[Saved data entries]

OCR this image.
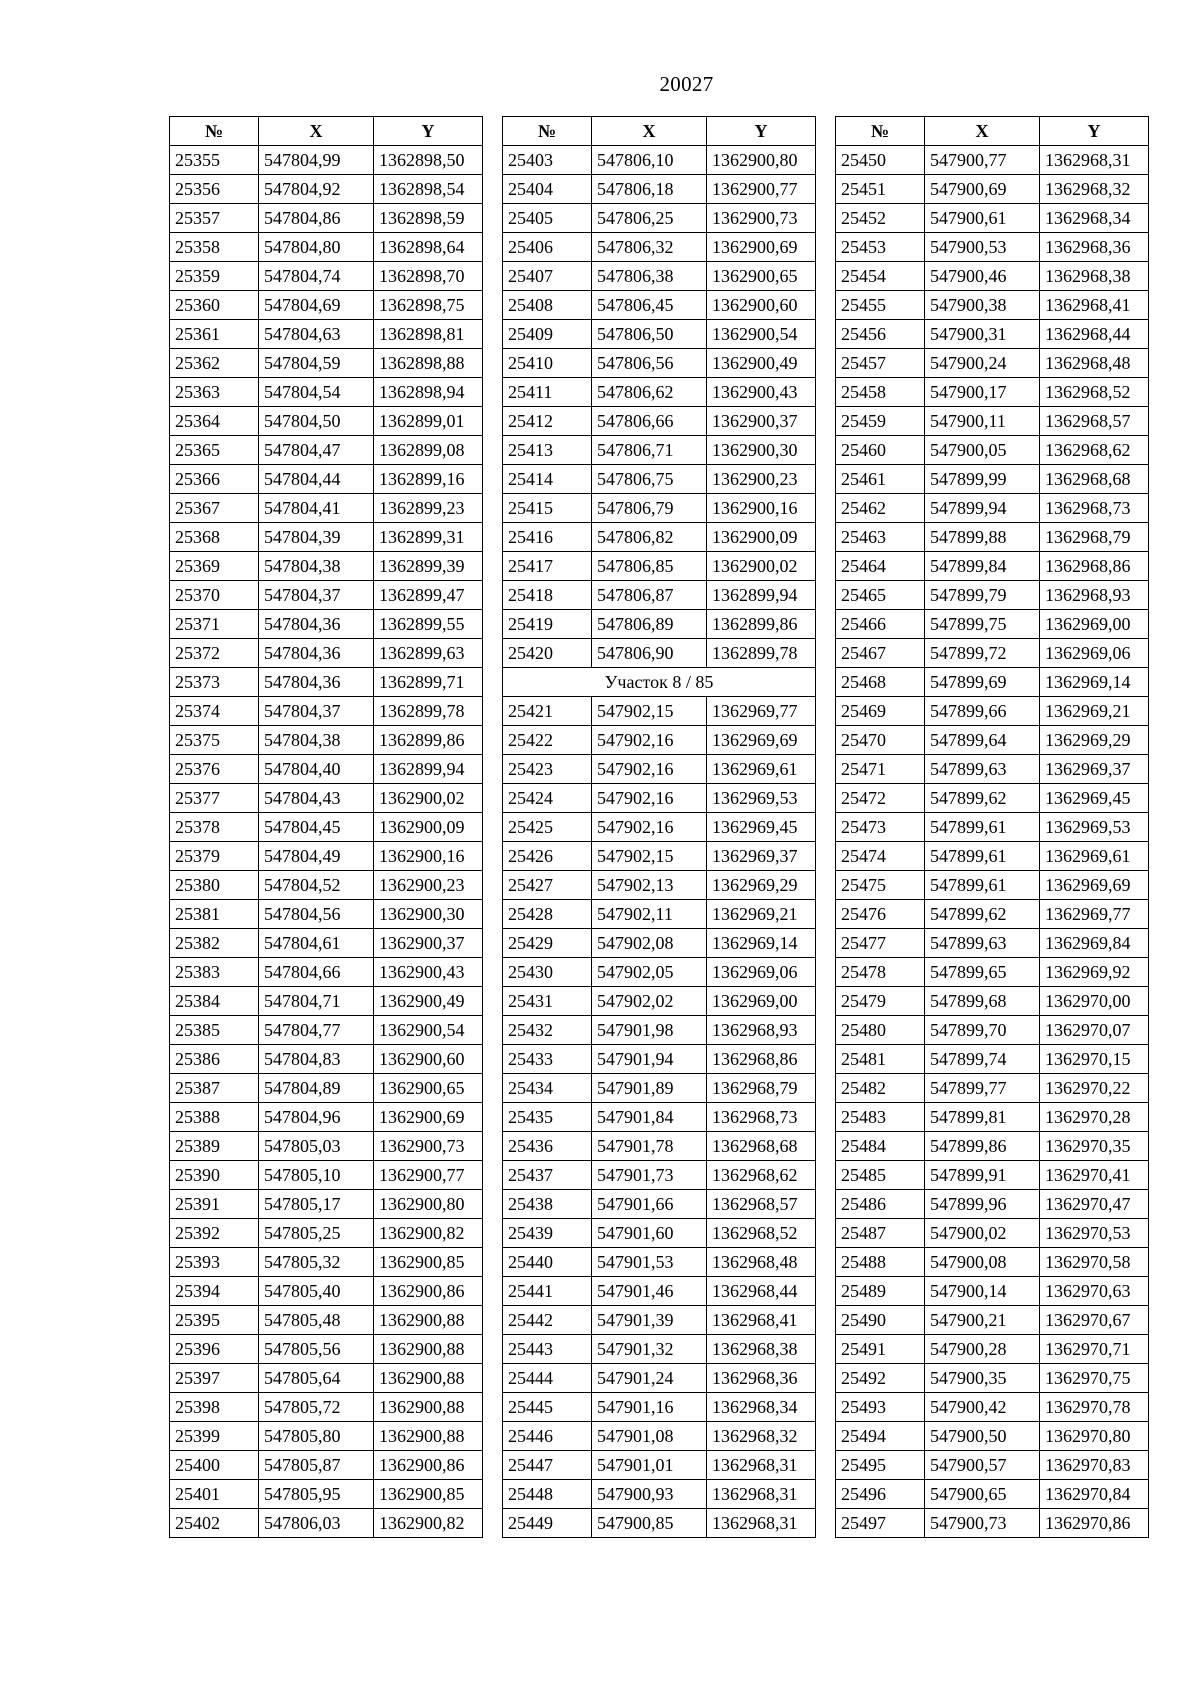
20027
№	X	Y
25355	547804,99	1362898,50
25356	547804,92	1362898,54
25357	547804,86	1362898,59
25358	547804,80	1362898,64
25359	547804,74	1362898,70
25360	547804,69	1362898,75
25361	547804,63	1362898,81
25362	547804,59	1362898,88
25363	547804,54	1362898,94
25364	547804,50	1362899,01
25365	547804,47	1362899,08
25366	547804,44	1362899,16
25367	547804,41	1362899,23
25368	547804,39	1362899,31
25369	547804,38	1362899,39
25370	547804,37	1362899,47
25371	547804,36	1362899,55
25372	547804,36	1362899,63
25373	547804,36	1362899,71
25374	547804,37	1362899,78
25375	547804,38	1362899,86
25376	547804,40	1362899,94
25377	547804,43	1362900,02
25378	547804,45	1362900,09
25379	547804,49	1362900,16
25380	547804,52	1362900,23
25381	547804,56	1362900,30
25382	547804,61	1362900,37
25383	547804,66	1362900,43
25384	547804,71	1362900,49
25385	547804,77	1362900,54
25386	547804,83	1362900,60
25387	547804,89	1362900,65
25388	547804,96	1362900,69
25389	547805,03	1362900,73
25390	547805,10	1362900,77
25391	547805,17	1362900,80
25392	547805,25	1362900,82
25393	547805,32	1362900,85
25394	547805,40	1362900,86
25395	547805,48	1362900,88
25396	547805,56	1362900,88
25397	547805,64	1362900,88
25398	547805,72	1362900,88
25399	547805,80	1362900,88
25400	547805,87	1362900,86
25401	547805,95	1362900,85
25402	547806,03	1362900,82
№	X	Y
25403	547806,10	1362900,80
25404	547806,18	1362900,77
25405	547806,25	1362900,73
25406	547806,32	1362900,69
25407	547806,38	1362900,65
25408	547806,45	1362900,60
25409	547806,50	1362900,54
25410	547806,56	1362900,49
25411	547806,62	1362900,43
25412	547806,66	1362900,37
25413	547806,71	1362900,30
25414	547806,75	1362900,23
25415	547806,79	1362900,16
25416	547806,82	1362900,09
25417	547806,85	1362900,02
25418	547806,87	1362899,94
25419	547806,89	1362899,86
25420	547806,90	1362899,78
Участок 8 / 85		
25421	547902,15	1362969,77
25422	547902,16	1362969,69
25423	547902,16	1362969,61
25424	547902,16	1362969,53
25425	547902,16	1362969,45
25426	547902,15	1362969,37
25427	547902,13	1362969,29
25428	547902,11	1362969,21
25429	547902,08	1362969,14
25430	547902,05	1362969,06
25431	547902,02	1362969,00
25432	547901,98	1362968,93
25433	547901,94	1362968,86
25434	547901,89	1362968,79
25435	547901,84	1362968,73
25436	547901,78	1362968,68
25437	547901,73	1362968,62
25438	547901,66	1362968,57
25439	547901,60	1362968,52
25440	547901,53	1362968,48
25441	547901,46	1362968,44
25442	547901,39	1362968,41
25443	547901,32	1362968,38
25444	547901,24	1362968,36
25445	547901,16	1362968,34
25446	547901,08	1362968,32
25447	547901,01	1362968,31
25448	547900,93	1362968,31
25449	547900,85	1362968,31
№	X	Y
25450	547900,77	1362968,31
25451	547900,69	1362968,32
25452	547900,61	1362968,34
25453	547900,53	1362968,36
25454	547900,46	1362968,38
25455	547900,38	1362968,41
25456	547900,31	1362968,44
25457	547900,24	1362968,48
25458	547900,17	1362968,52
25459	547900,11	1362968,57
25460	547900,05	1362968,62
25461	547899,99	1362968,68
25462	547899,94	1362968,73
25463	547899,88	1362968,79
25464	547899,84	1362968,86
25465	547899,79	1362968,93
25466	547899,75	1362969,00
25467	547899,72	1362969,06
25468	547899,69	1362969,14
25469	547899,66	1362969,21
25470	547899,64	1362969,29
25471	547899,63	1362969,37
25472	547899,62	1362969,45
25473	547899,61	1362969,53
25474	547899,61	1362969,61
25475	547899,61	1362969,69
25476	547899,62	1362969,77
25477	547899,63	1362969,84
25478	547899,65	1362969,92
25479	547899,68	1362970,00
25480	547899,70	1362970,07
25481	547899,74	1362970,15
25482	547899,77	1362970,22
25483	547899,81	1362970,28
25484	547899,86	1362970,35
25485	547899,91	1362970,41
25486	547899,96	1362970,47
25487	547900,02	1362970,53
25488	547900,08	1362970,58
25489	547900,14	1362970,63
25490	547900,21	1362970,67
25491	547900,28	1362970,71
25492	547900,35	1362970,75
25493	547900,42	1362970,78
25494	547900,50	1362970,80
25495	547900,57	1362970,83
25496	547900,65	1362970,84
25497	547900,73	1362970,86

--

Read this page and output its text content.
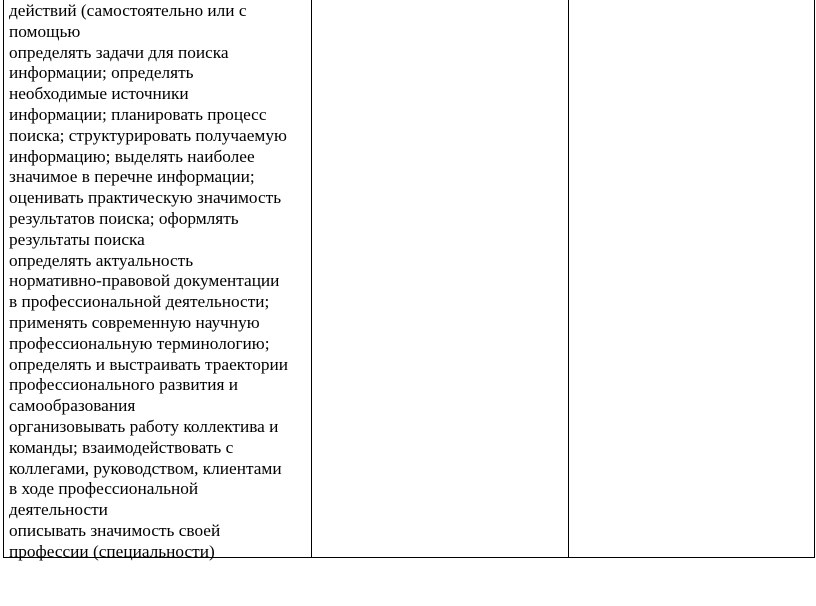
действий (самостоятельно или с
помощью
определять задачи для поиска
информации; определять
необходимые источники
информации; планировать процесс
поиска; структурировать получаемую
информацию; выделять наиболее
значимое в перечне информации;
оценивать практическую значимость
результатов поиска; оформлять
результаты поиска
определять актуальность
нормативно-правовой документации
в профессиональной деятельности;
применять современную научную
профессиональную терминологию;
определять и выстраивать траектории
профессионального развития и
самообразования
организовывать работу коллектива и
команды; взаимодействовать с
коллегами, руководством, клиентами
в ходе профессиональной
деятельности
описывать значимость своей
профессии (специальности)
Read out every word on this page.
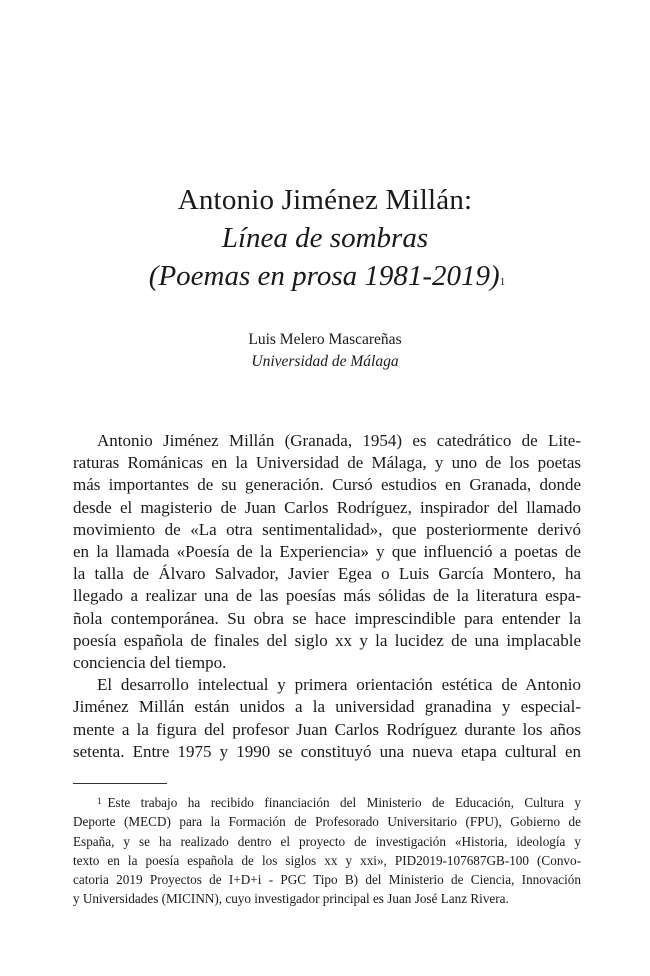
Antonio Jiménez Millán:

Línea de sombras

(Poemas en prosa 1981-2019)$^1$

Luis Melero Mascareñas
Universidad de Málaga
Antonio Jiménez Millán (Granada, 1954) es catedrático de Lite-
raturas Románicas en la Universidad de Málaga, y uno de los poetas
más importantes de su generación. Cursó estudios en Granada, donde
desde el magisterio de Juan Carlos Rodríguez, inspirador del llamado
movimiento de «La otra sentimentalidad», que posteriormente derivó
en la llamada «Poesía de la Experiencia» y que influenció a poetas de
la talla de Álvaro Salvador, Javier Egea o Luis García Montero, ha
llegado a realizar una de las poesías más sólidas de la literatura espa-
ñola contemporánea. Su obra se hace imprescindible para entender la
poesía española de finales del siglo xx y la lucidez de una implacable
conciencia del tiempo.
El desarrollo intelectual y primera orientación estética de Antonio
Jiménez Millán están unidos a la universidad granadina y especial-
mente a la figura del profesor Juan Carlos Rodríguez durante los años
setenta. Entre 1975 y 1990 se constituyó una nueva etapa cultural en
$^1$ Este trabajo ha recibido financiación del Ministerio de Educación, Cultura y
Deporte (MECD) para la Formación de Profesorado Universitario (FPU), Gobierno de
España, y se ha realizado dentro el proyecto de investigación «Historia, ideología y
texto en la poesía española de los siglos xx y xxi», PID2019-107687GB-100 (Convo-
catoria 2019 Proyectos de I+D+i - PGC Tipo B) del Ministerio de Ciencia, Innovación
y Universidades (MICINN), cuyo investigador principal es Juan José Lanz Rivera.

TASK GOAL –
Search the records above for the string "Ministerio". Copy every line that contains it.

SOLUTION –
$^1$ Este trabajo ha recibido financiación del Ministerio de Educación, Cultura y
catoria 2019 Proyectos de I+D+i - PGC Tipo B) del Ministerio de Ciencia, Innovación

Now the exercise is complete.